>> start Extracted entries

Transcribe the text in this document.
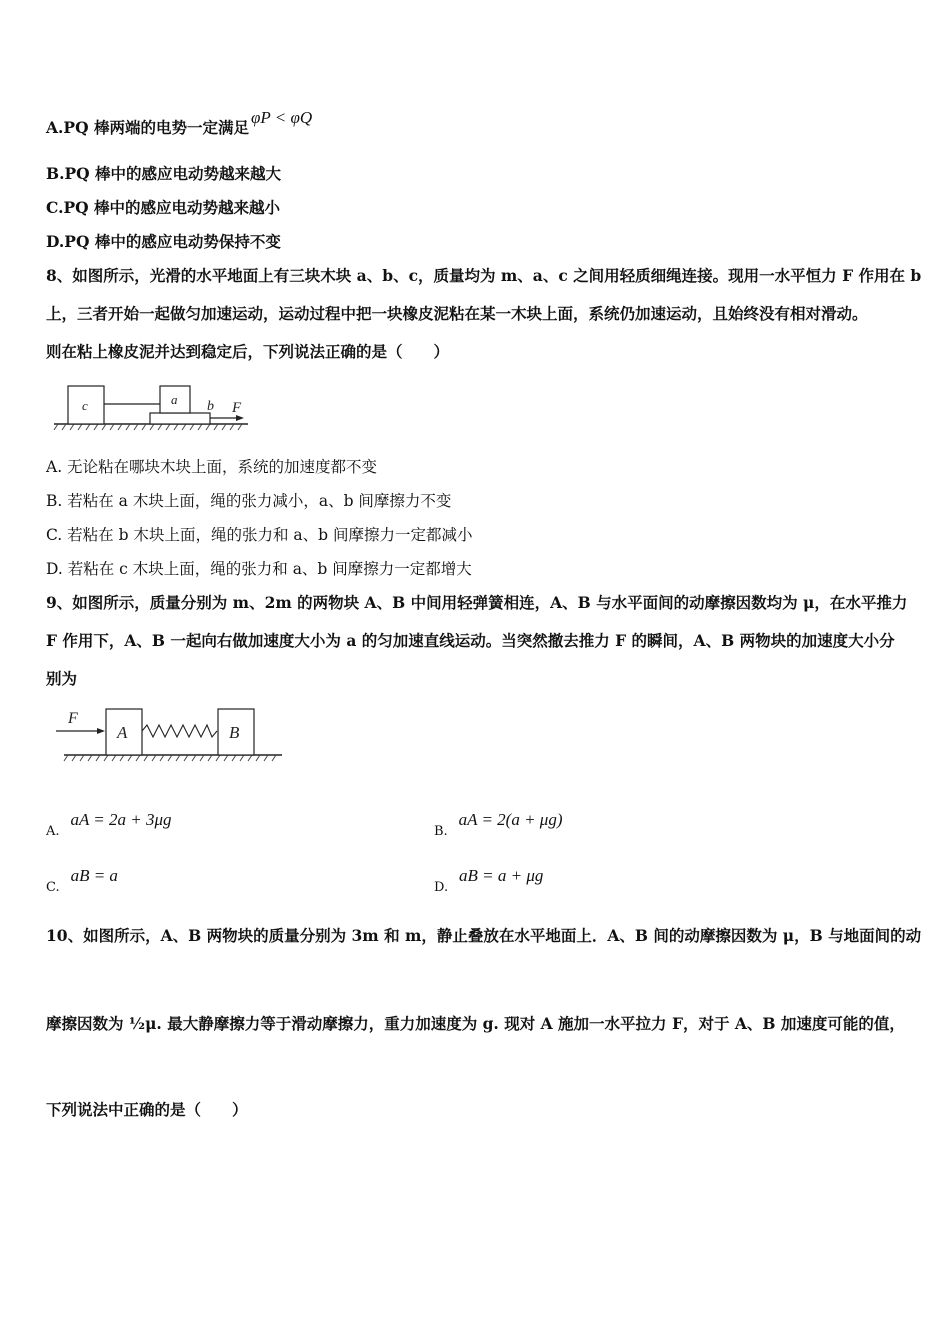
A.PQ 棒两端的电势一定满足φP < φQ
B.PQ 棒中的感应电动势越来越大
C.PQ 棒中的感应电动势越来越小
D.PQ 棒中的感应电动势保持不变
8、如图所示，光滑的水平地面上有三块木块 a、b、c，质量均为 m、a、c 之间用轻质细绳连接。现用一水平恒力 F 作用在 b
上，三者开始一起做匀加速运动，运动过程中把一块橡皮泥粘在某一木块上面，系统仍加速运动，且始终没有相对滑动。
则在粘上橡皮泥并达到稳定后，下列说法正确的是（　　）
c	a b F
A. 无论粘在哪块木块上面，系统的加速度都不变
B. 若粘在 a 木块上面，绳的张力减小，a、b 间摩擦力不变
C. 若粘在 b 木块上面，绳的张力和 a、b 间摩擦力一定都减小
D. 若粘在 c 木块上面，绳的张力和 a、b 间摩擦力一定都增大
9、如图所示，质量分别为 m、2m 的两物块 A、B 中间用轻弹簧相连，A、B 与水平面间的动摩擦因数均为 μ，在水平推力
F 作用下，A、B 一起向右做加速度大小为 a 的匀加速直线运动。当突然撤去推力 F 的瞬间，A、B 两物块的加速度大小分
别为
F
A	B
$_{A.}$ aA = 2a + 3μg
$_{B.}$ aA = 2(a + μg)
$_{C.}$ aB = a
$_{D.}$ aB = a + μg
10、如图所示，A、B 两物块的质量分别为 3m 和 m，静止叠放在水平地面上．A、B 间的动摩擦因数为 μ，B 与地面间的动
摩擦因数为 ½μ. 最大静摩擦力等于滑动摩擦力，重力加速度为 g. 现对 A 施加一水平拉力 F，对于 A、B 加速度可能的值，
下列说法中正确的是（　　）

>> end Extracted entries

» **Problem**
Quote every record above exactly, leaving out the pictures.

» **Result of this exercise**
Transcribe the text in this document.
A.PQ 棒两端的电势一定满足φP < φQ
B.PQ 棒中的感应电动势越来越大
C.PQ 棒中的感应电动势越来越小
D.PQ 棒中的感应电动势保持不变
8、如图所示，光滑的水平地面上有三块木块 a、b、c，质量均为 m、a、c 之间用轻质细绳连接。现用一水平恒力 F 作用在 b
上，三者开始一起做匀加速运动，运动过程中把一块橡皮泥粘在某一木块上面，系统仍加速运动，且始终没有相对滑动。
则在粘上橡皮泥并达到稳定后，下列说法正确的是（　　）
c	a b F
A. 无论粘在哪块木块上面，系统的加速度都不变
B. 若粘在 a 木块上面，绳的张力减小，a、b 间摩擦力不变
C. 若粘在 b 木块上面，绳的张力和 a、b 间摩擦力一定都减小
D. 若粘在 c 木块上面，绳的张力和 a、b 间摩擦力一定都增大
9、如图所示，质量分别为 m、2m 的两物块 A、B 中间用轻弹簧相连，A、B 与水平面间的动摩擦因数均为 μ，在水平推力
F 作用下，A、B 一起向右做加速度大小为 a 的匀加速直线运动。当突然撤去推力 F 的瞬间，A、B 两物块的加速度大小分
别为
F
A	B
$_{A.}$ aA = 2a + 3μg
$_{B.}$ aA = 2(a + μg)
$_{C.}$ aB = a
$_{D.}$ aB = a + μg
10、如图所示，A、B 两物块的质量分别为 3m 和 m，静止叠放在水平地面上．A、B 间的动摩擦因数为 μ，B 与地面间的动
摩擦因数为 ½μ. 最大静摩擦力等于滑动摩擦力，重力加速度为 g. 现对 A 施加一水平拉力 F，对于 A、B 加速度可能的值，
下列说法中正确的是（　　）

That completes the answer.